_RECORDED DATA_:
— START —

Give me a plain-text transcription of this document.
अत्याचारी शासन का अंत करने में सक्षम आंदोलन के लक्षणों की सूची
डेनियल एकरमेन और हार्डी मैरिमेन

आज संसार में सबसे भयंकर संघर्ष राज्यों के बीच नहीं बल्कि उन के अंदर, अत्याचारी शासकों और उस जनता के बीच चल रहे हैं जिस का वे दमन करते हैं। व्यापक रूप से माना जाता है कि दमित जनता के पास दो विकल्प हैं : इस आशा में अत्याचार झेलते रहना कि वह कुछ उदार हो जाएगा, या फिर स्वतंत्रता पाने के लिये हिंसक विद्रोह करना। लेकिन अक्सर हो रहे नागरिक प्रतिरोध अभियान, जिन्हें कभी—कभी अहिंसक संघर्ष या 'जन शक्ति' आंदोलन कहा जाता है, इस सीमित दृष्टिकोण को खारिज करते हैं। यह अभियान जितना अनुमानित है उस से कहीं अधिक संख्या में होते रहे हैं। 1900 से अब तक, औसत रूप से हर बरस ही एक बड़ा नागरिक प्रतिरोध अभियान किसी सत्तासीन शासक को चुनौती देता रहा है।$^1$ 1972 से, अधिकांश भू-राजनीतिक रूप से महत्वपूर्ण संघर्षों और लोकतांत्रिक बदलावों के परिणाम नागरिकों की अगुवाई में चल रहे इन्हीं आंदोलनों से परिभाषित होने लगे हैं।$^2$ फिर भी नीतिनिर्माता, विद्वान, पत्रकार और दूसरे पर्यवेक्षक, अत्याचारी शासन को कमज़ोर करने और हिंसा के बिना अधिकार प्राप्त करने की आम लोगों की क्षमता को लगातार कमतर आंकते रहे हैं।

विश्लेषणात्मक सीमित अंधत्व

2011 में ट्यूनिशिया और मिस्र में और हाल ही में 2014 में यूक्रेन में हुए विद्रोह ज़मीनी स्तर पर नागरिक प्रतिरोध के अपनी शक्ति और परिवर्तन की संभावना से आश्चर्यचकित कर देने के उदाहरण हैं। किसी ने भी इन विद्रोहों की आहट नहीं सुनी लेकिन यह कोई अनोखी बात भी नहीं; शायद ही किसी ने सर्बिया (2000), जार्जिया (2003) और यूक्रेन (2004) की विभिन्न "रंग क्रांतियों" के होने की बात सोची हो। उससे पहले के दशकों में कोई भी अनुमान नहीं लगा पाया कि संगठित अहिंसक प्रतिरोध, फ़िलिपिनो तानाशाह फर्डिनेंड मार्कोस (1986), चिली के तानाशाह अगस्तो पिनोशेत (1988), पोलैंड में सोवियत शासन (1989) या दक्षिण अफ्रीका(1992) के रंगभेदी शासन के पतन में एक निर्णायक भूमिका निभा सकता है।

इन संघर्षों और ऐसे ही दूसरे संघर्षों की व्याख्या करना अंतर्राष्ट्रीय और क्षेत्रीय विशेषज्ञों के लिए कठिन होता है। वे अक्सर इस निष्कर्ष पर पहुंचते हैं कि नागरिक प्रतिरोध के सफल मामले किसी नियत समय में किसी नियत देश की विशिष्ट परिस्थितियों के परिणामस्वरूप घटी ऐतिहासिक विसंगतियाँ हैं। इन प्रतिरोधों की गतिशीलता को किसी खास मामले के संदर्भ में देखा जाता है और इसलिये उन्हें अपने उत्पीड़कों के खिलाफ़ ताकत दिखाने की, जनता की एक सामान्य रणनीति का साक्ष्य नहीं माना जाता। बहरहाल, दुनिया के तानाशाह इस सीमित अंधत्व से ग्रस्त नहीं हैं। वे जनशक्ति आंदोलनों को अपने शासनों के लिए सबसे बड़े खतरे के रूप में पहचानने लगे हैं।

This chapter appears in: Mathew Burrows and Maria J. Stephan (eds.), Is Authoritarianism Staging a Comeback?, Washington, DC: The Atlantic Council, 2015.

— END —

_GIVEN INSTRUCTION_: Print every record exactly as it was given.

_COMPLETE OUTPUT_:
Give me a plain-text transcription of this document.
अत्याचारी शासन का अंत करने में सक्षम आंदोलन के लक्षणों की सूची
डेनियल एकरमेन और हार्डी मैरिमेन

आज संसार में सबसे भयंकर संघर्ष राज्यों के बीच नहीं बल्कि उन के अंदर, अत्याचारी शासकों और उस जनता के बीच चल रहे हैं जिस का वे दमन करते हैं। व्यापक रूप से माना जाता है कि दमित जनता के पास दो विकल्प हैं : इस आशा में अत्याचार झेलते रहना कि वह कुछ उदार हो जाएगा, या फिर स्वतंत्रता पाने के लिये हिंसक विद्रोह करना। लेकिन अक्सर हो रहे नागरिक प्रतिरोध अभियान, जिन्हें कभी—कभी अहिंसक संघर्ष या 'जन शक्ति' आंदोलन कहा जाता है, इस सीमित दृष्टिकोण को खारिज करते हैं। यह अभियान जितना अनुमानित है उस से कहीं अधिक संख्या में होते रहे हैं। 1900 से अब तक, औसत रूप से हर बरस ही एक बड़ा नागरिक प्रतिरोध अभियान किसी सत्तासीन शासक को चुनौती देता रहा है।$^1$ 1972 से, अधिकांश भू-राजनीतिक रूप से महत्वपूर्ण संघर्षों और लोकतांत्रिक बदलावों के परिणाम नागरिकों की अगुवाई में चल रहे इन्हीं आंदोलनों से परिभाषित होने लगे हैं।$^2$ फिर भी नीतिनिर्माता, विद्वान, पत्रकार और दूसरे पर्यवेक्षक, अत्याचारी शासन को कमज़ोर करने और हिंसा के बिना अधिकार प्राप्त करने की आम लोगों की क्षमता को लगातार कमतर आंकते रहे हैं।

विश्लेषणात्मक सीमित अंधत्व

2011 में ट्यूनिशिया और मिस्र में और हाल ही में 2014 में यूक्रेन में हुए विद्रोह ज़मीनी स्तर पर नागरिक प्रतिरोध के अपनी शक्ति और परिवर्तन की संभावना से आश्चर्यचकित कर देने के उदाहरण हैं। किसी ने भी इन विद्रोहों की आहट नहीं सुनी लेकिन यह कोई अनोखी बात भी नहीं; शायद ही किसी ने सर्बिया (2000), जार्जिया (2003) और यूक्रेन (2004) की विभिन्न "रंग क्रांतियों" के होने की बात सोची हो। उससे पहले के दशकों में कोई भी अनुमान नहीं लगा पाया कि संगठित अहिंसक प्रतिरोध, फ़िलिपिनो तानाशाह फर्डिनेंड मार्कोस (1986), चिली के तानाशाह अगस्तो पिनोशेत (1988), पोलैंड में सोवियत शासन (1989) या दक्षिण अफ्रीका(1992) के रंगभेदी शासन के पतन में एक निर्णायक भूमिका निभा सकता है।

इन संघर्षों और ऐसे ही दूसरे संघर्षों की व्याख्या करना अंतर्राष्ट्रीय और क्षेत्रीय विशेषज्ञों के लिए कठिन होता है। वे अक्सर इस निष्कर्ष पर पहुंचते हैं कि नागरिक प्रतिरोध के सफल मामले किसी नियत समय में किसी नियत देश की विशिष्ट परिस्थितियों के परिणामस्वरूप घटी ऐतिहासिक विसंगतियाँ हैं। इन प्रतिरोधों की गतिशीलता को किसी खास मामले के संदर्भ में देखा जाता है और इसलिये उन्हें अपने उत्पीड़कों के खिलाफ़ ताकत दिखाने की, जनता की एक सामान्य रणनीति का साक्ष्य नहीं माना जाता। बहरहाल, दुनिया के तानाशाह इस सीमित अंधत्व से ग्रस्त नहीं हैं। वे जनशक्ति आंदोलनों को अपने शासनों के लिए सबसे बड़े खतरे के रूप में पहचानने लगे हैं।

This chapter appears in: Mathew Burrows and Maria J. Stephan (eds.), Is Authoritarianism Staging a Comeback?, Washington, DC: The Atlantic Council, 2015.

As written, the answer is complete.